_Written exercise_:
Report each line of the material below that contains the string "TOMNATIC".

_Entries from a dataset_:

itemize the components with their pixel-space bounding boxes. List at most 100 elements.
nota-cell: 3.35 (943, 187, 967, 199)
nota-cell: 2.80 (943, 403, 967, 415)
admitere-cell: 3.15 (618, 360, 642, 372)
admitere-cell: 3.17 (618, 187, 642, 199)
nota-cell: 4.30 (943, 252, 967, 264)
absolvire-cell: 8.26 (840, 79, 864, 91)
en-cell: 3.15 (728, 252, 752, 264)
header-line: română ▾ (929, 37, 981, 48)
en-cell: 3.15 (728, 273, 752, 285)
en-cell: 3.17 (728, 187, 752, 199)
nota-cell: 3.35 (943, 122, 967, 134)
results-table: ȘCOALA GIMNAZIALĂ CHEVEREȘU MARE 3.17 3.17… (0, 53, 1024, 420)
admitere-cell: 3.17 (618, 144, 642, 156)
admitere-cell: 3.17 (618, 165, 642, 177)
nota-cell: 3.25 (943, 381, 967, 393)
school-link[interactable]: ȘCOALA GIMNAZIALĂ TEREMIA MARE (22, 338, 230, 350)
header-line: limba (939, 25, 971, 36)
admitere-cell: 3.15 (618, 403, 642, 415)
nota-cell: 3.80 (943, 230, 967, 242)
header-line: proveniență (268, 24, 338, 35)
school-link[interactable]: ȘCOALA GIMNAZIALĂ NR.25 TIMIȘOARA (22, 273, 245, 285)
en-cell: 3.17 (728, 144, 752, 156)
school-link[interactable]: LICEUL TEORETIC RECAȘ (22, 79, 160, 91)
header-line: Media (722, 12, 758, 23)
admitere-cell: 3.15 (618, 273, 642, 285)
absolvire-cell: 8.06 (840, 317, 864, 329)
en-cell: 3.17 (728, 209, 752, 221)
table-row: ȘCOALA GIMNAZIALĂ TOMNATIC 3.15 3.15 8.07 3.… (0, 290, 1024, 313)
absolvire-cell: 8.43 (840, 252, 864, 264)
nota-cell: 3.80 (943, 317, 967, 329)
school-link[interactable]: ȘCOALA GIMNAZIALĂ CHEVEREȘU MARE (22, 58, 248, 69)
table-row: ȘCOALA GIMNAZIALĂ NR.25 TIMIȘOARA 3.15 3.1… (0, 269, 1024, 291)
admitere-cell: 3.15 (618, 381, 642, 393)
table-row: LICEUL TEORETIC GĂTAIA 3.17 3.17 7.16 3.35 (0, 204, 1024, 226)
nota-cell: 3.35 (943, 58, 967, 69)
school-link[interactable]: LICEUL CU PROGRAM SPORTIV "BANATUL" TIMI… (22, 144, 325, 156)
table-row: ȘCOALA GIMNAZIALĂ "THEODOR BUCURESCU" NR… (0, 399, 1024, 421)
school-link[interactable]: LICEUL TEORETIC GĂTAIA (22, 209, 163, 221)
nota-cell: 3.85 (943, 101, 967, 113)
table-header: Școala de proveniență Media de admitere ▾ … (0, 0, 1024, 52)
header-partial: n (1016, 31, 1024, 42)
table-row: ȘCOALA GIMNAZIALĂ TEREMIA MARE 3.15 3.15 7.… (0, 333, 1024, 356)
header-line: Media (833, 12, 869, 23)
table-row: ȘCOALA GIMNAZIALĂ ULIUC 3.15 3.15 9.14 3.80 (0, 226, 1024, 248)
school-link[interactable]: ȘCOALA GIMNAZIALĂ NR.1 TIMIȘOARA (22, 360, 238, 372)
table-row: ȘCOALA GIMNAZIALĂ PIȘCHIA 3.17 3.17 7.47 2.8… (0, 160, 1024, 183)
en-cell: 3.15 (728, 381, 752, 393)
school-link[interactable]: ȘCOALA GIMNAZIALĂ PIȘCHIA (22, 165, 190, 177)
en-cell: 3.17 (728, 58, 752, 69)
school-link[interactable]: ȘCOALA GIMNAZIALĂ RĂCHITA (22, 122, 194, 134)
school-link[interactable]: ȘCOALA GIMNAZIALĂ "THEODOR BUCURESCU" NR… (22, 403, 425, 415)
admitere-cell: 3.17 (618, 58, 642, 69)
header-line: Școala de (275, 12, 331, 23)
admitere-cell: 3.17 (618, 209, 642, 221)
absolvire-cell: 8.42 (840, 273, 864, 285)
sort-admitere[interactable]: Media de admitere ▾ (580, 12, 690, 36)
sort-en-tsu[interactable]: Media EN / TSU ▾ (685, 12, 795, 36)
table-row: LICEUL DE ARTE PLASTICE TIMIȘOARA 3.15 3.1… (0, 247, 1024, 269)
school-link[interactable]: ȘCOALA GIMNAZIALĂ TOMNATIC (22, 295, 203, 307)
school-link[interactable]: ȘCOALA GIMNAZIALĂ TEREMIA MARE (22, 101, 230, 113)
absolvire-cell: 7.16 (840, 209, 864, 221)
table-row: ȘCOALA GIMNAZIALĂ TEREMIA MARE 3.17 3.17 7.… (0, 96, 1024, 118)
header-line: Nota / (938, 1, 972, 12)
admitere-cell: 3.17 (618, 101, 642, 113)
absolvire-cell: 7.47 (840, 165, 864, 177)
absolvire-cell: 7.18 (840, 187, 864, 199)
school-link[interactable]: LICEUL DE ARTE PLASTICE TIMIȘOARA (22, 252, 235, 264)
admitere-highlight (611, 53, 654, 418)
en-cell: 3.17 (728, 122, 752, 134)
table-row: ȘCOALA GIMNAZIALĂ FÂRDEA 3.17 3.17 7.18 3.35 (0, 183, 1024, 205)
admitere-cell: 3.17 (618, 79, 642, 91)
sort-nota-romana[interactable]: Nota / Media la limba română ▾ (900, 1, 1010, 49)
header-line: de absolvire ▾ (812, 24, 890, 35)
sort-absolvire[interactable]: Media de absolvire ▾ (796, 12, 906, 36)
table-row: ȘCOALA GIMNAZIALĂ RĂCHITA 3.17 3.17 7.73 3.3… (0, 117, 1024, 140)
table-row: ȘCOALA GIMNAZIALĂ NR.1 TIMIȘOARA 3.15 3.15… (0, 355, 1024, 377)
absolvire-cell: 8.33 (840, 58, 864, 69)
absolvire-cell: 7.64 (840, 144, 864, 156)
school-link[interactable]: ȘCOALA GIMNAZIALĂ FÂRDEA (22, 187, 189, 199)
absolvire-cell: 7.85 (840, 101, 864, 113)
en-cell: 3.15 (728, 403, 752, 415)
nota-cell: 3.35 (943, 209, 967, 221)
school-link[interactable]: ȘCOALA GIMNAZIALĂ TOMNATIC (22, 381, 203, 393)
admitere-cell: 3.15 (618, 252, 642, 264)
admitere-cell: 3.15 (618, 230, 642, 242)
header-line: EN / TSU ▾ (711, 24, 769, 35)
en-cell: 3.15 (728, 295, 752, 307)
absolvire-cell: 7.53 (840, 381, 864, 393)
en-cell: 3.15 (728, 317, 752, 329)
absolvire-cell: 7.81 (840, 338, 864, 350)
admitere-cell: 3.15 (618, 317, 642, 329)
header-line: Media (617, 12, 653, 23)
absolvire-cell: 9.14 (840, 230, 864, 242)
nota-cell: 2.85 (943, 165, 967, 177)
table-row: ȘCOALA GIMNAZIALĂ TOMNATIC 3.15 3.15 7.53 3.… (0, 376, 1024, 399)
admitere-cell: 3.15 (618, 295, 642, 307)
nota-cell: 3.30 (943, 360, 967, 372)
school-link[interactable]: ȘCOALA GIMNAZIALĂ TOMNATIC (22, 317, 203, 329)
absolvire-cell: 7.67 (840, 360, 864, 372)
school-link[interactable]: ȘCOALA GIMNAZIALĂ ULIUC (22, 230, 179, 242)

_Result_:
table-row: ȘCOALA GIMNAZIALĂ TOMNATIC 3.15 3.15 8.07 3.… (0, 290, 1024, 313)
school-link[interactable]: ȘCOALA GIMNAZIALĂ TOMNATIC (22, 295, 203, 307)
school-link[interactable]: ȘCOALA GIMNAZIALĂ TOMNATIC (22, 381, 203, 393)
table-row: ȘCOALA GIMNAZIALĂ TOMNATIC 3.15 3.15 7.53 3.… (0, 376, 1024, 399)
school-link[interactable]: ȘCOALA GIMNAZIALĂ TOMNATIC (22, 317, 203, 329)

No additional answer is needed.